Exercise requirements: Filter these entries, keeping only lines that hold the word "toward".

[Exercise input — start]

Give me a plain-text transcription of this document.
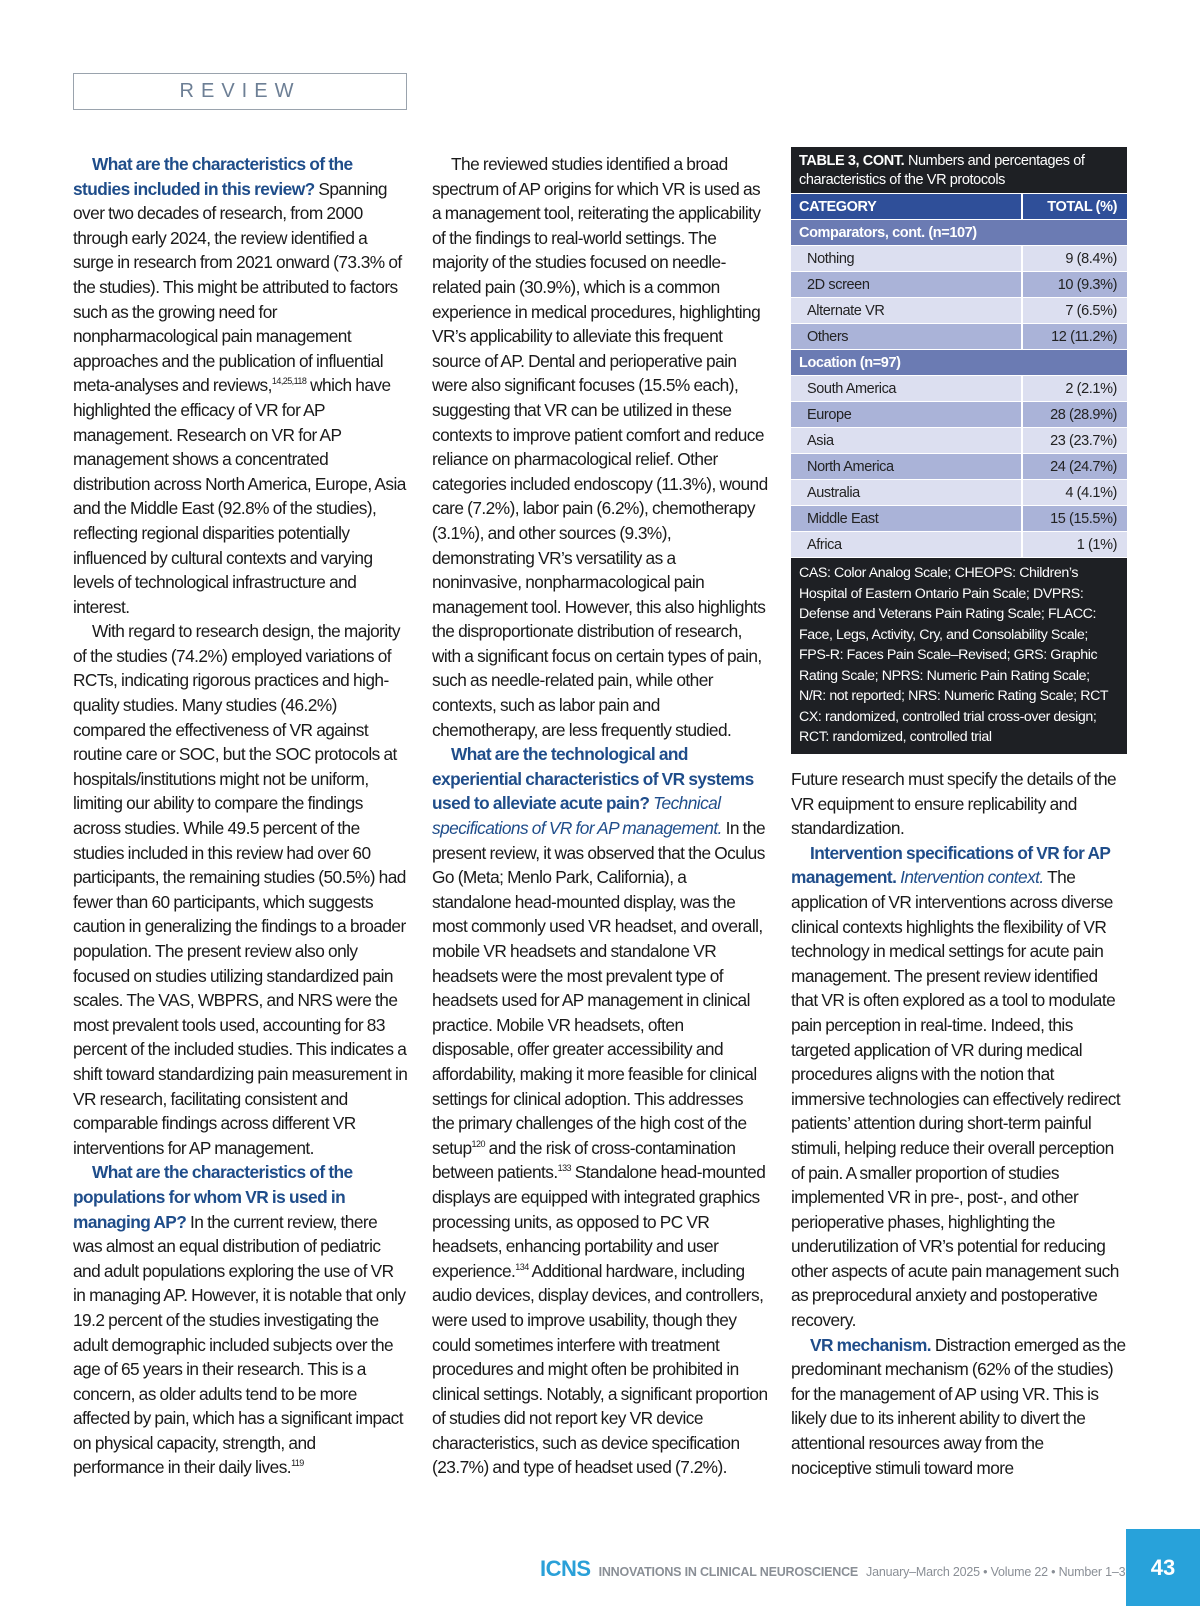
REVIEW

What are the characteristics of the studies included in this review? Spanning over two decades of research, from 2000 through early 2024, the review identified a surge in research from 2021 onward (73.3% of the studies). This might be attributed to factors such as the growing need for nonpharmacological pain management approaches and the publication of influential meta-analyses and reviews,$^{14,25,118}$ which have highlighted the efficacy of VR for AP management. Research on VR for AP management shows a concentrated distribution across North America, Europe, Asia and the Middle East (92.8% of the studies), reflecting regional disparities potentially influenced by cultural contexts and varying levels of technological infrastructure and interest.

With regard to research design, the majority of the studies (74.2%) employed variations of RCTs, indicating rigorous practices and high-quality studies. Many studies (46.2%) compared the effectiveness of VR against routine care or SOC, but the SOC protocols at hospitals/institutions might not be uniform, limiting our ability to compare the findings across studies. While 49.5 percent of the studies included in this review had over 60 participants, the remaining studies (50.5%) had fewer than 60 participants, which suggests caution in generalizing the findings to a broader population. The present review also only focused on studies utilizing standardized pain scales. The VAS, WBPRS, and NRS were the most prevalent tools used, accounting for 83 percent of the included studies. This indicates a shift toward standardizing pain measurement in VR research, facilitating consistent and comparable findings across different VR interventions for AP management.

What are the characteristics of the populations for whom VR is used in managing AP? In the current review, there was almost an equal distribution of pediatric and adult populations exploring the use of VR in managing AP. However, it is notable that only 19.2 percent of the studies investigating the adult demographic included subjects over the age of 65 years in their research. This is a concern, as older adults tend to be more affected by pain, which has a significant impact on physical capacity, strength, and performance in their daily lives.$^{119}$

The reviewed studies identified a broad spectrum of AP origins for which VR is used as a management tool, reiterating the applicability of the findings to real-world settings. The majority of the studies focused on needle-related pain (30.9%), which is a common experience in medical procedures, highlighting VR’s applicability to alleviate this frequent source of AP. Dental and perioperative pain were also significant focuses (15.5% each), suggesting that VR can be utilized in these contexts to improve patient comfort and reduce reliance on pharmacological relief. Other categories included endoscopy (11.3%), wound care (7.2%), labor pain (6.2%), chemotherapy (3.1%), and other sources (9.3%), demonstrating VR’s versatility as a noninvasive, nonpharmacological pain management tool. However, this also highlights the disproportionate distribution of research, with a significant focus on certain types of pain, such as needle-related pain, while other contexts, such as labor pain and chemotherapy, are less frequently studied.

What are the technological and experiential characteristics of VR systems used to alleviate acute pain? Technical specifications of VR for AP management. In the present review, it was observed that the Oculus Go (Meta; Menlo Park, California), a standalone head-mounted display, was the most commonly used VR headset, and overall, mobile VR headsets and standalone VR headsets were the most prevalent type of headsets used for AP management in clinical practice. Mobile VR headsets, often disposable, offer greater accessibility and affordability, making it more feasible for clinical settings for clinical adoption. This addresses the primary challenges of the high cost of the setup$^{120}$ and the risk of cross-contamination between patients.$^{133}$ Standalone head-mounted displays are equipped with integrated graphics processing units, as opposed to PC VR headsets, enhancing portability and user experience.$^{134}$ Additional hardware, including audio devices, display devices, and controllers, were used to improve usability, though they could sometimes interfere with treatment procedures and might often be prohibited in clinical settings. Notably, a significant proportion of studies did not report key VR device characteristics, such as device specification (23.7%) and type of headset used (7.2%).

TABLE 3, CONT. Numbers and percentages of characteristics of the VR protocols
CATEGORY	TOTAL (%)
Comparators, cont. (n=107)
Nothing	9 (8.4%)
2D screen	10 (9.3%)
Alternate VR	7 (6.5%)
Others	12 (11.2%)
Location (n=97)
South America	2 (2.1%)
Europe	28 (28.9%)
Asia	23 (23.7%)
North America	24 (24.7%)
Australia	4 (4.1%)
Middle East	15 (15.5%)
Africa	1 (1%)
CAS: Color Analog Scale; CHEOPS: Children’s Hospital of Eastern Ontario Pain Scale; DVPRS: Defense and Veterans Pain Rating Scale; FLACC: Face, Legs, Activity, Cry, and Consolability Scale; FPS-R: Faces Pain Scale–Revised; GRS: Graphic Rating Scale; NPRS: Numeric Pain Rating Scale; N/R: not reported; NRS: Numeric Rating Scale; RCT CX: randomized, controlled trial cross-over design; RCT: randomized, controlled trial

Future research must specify the details of the VR equipment to ensure replicability and standardization.

Intervention specifications of VR for AP management. Intervention context. The application of VR interventions across diverse clinical contexts highlights the flexibility of VR technology in medical settings for acute pain management. The present review identified that VR is often explored as a tool to modulate pain perception in real-time. Indeed, this targeted application of VR during medical procedures aligns with the notion that immersive technologies can effectively redirect patients’ attention during short-term painful stimuli, helping reduce their overall perception of pain. A smaller proportion of studies implemented VR in pre-, post-, and other perioperative phases, highlighting the underutilization of VR’s potential for reducing other aspects of acute pain management such as preprocedural anxiety and postoperative recovery.

VR mechanism. Distraction emerged as the predominant mechanism (62% of the studies) for the management of AP using VR. This is likely due to its inherent ability to divert the attentional resources away from the nociceptive stimuli toward more

ICNS INNOVATIONS IN CLINICAL NEUROSCIENCE January–March 2025 • Volume 22 • Number 1–3	43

[Exercise input — finish]

Response below:
With regard to research design, the majority of the studies (74.2%) employed variations of RCTs, indicating rigorous practices and high-quality studies. Many studies (46.2%) compared the effectiveness of VR against routine care or SOC, but the SOC protocols at hospitals/institutions might not be uniform, limiting our ability to compare the findings across studies. While 49.5 percent of the studies included in this review had over 60 participants, the remaining studies (50.5%) had fewer than 60 participants, which suggests caution in generalizing the findings to a broader population. The present review also only focused on studies utilizing standardized pain scales. The VAS, WBPRS, and NRS were the most prevalent tools used, accounting for 83 percent of the included studies. This indicates a shift toward standardizing pain measurement in VR research, facilitating consistent and comparable findings across different VR interventions for AP management.
VR mechanism. Distraction emerged as the predominant mechanism (62% of the studies) for the management of AP using VR. This is likely due to its inherent ability to divert the attentional resources away from the nociceptive stimuli toward more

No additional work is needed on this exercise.